What this task involves: Repeat every line of the data exactly, but not the pictures.
+++
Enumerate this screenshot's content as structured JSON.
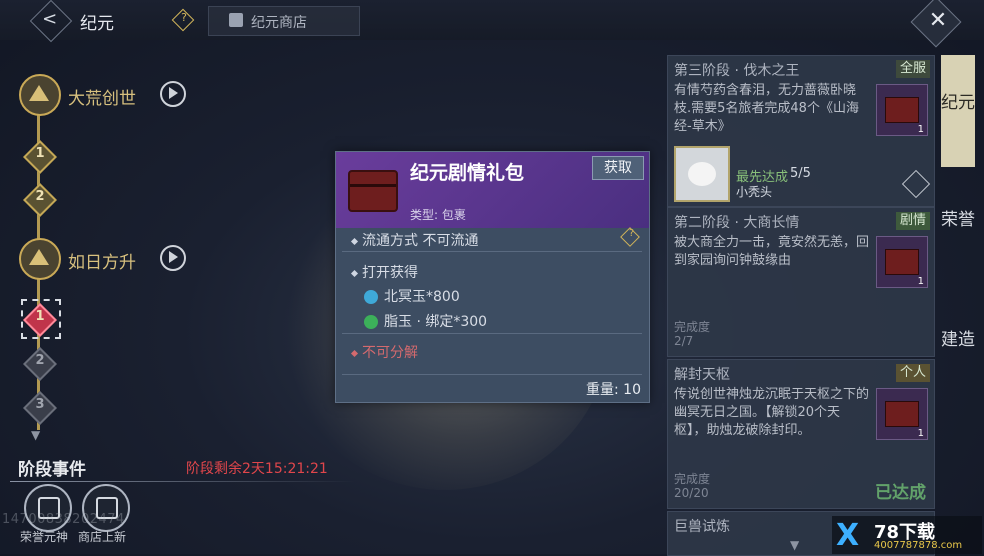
{
  "header": {
    "back_glyph": "<",
    "title": "纪元",
    "help_glyph": "?",
    "shop_tab": "纪元商店",
    "close_glyph": "✕"
  },
  "timeline": {
    "eras": [
      {
        "label": "大荒创世"
      },
      {
        "label": "如日方升"
      }
    ],
    "nodes_era1": [
      "1",
      "2"
    ],
    "nodes_era2": [
      "1",
      "2",
      "3"
    ]
  },
  "stage_events": {
    "title": "阶段事件",
    "remaining": "阶段剩余2天15:21:21",
    "shortcuts": [
      {
        "label": "荣誉元神",
        "icon": "honor-spirit-icon"
      },
      {
        "label": "商店上新",
        "icon": "shop-new-icon"
      }
    ],
    "faint_id": "14700838202474"
  },
  "popup": {
    "name": "纪元剧情礼包",
    "acquire": "获取",
    "type": "类型: 包裹",
    "circulation": "流通方式   不可流通",
    "open_obtain": "打开获得",
    "rewards": [
      {
        "text": "北冥玉*800",
        "color": "#3fa9d8",
        "icon": "beiming-jade-icon"
      },
      {
        "text": "脂玉 · 绑定*300",
        "color": "#3cb05a",
        "icon": "zhi-jade-icon"
      }
    ],
    "non_decomposable": "不可分解",
    "weight": "重量: 10"
  },
  "cards": [
    {
      "title": "第三阶段 · 伐木之王",
      "tag": "全服",
      "desc": "有情芍药含春泪，无力蔷薇卧晓枝.需要5名旅者完成48个《山海经-草木》",
      "item_count": "1",
      "first_reach": "最先达成",
      "first_count": "5/5",
      "first_name": "小秃头"
    },
    {
      "title": "第二阶段 · 大商长情",
      "tag": "剧情",
      "desc": "被大商全力一击，竟安然无恙，回到家园询问钟鼓缘由",
      "item_count": "1",
      "progress_label": "完成度",
      "progress_value": "2/7"
    },
    {
      "title": "解封天枢",
      "tag": "个人",
      "desc": "传说创世神烛龙沉眠于天枢之下的幽冥无日之国。【解锁20个天枢】，助烛龙破除封印。",
      "item_count": "1",
      "progress_label": "完成度",
      "progress_value": "20/20",
      "reached": "已达成"
    },
    {
      "title": "巨兽试炼"
    }
  ],
  "side_tabs": [
    "纪元",
    "荣誉",
    "建造"
  ],
  "watermark": {
    "x": "X",
    "brand": "78下载",
    "url": "4007787878.com"
  },
  "colors": {
    "accent_gold": "#c9a957",
    "red_text": "#e0464b",
    "green_reached": "#62a26a",
    "popup_purple": "#6a3d9c"
  }
}
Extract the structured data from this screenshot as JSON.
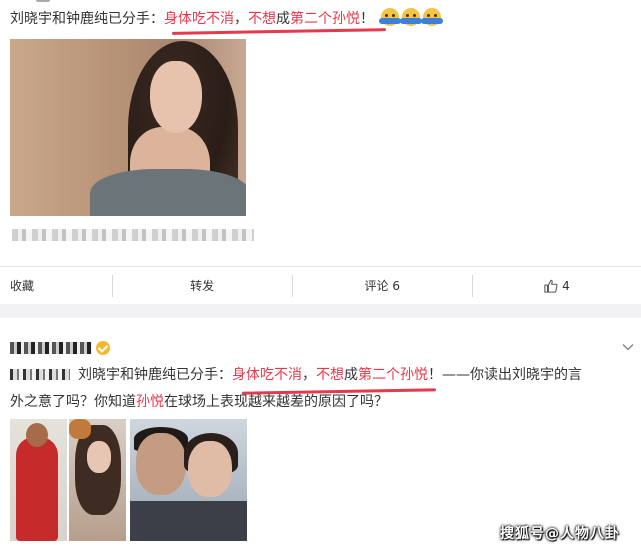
+++
Response:
Enumerate this screenshot's content as structured JSON.
{
  "header": {
    "back_glyph": "<",
    "title": "纪元",
    "help_glyph": "?",
    "shop_tab": "纪元商店",
    "close_glyph": "✕"
  },
  "timeline": {
    "eras": [
      {
        "label": "大荒创世"
      },
      {
        "label": "如日方升"
      }
    ],
    "nodes_era1": [
      "1",
      "2"
    ],
    "nodes_era2": [
      "1",
      "2",
      "3"
    ]
  },
  "stage_events": {
    "title": "阶段事件",
    "remaining": "阶段剩余2天15:21:21",
    "shortcuts": [
      {
        "label": "荣誉元神",
        "icon": "honor-spirit-icon"
      },
      {
        "label": "商店上新",
        "icon": "shop-new-icon"
      }
    ],
    "faint_id": "14700838202474"
  },
  "popup": {
    "name": "纪元剧情礼包",
    "acquire": "获取",
    "type": "类型: 包裹",
    "circulation": "流通方式   不可流通",
    "open_obtain": "打开获得",
    "rewards": [
      {
        "text": "北冥玉*800",
        "color": "#3fa9d8",
        "icon": "beiming-jade-icon"
      },
      {
        "text": "脂玉 · 绑定*300",
        "color": "#3cb05a",
        "icon": "zhi-jade-icon"
      }
    ],
    "non_decomposable": "不可分解",
    "weight": "重量: 10"
  },
  "cards": [
    {
      "title": "第三阶段 · 伐木之王",
      "tag": "全服",
      "desc": "有情芍药含春泪，无力蔷薇卧晓枝.需要5名旅者完成48个《山海经-草木》",
      "item_count": "1",
      "first_reach": "最先达成",
      "first_count": "5/5",
      "first_name": "小秃头"
    },
    {
      "title": "第二阶段 · 大商长情",
      "tag": "剧情",
      "desc": "被大商全力一击，竟安然无恙，回到家园询问钟鼓缘由",
      "item_count": "1",
      "progress_label": "完成度",
      "progress_value": "2/7"
    },
    {
      "title": "解封天枢",
      "tag": "个人",
      "desc": "传说创世神烛龙沉眠于天枢之下的幽冥无日之国。【解锁20个天枢】，助烛龙破除封印。",
      "item_count": "1",
      "progress_label": "完成度",
      "progress_value": "20/20",
      "reached": "已达成"
    },
    {
      "title": "巨兽试炼"
    }
  ],
  "side_tabs": [
    "纪元",
    "荣誉",
    "建造"
  ],
  "watermark": {
    "x": "X",
    "brand": "78下载",
    "url": "4007787878.com"
  },
  "colors": {
    "accent_gold": "#c9a957",
    "red_text": "#e0464b",
    "green_reached": "#62a26a",
    "popup_purple": "#6a3d9c"
  }
}
Extract the structured data from this screenshot as JSON.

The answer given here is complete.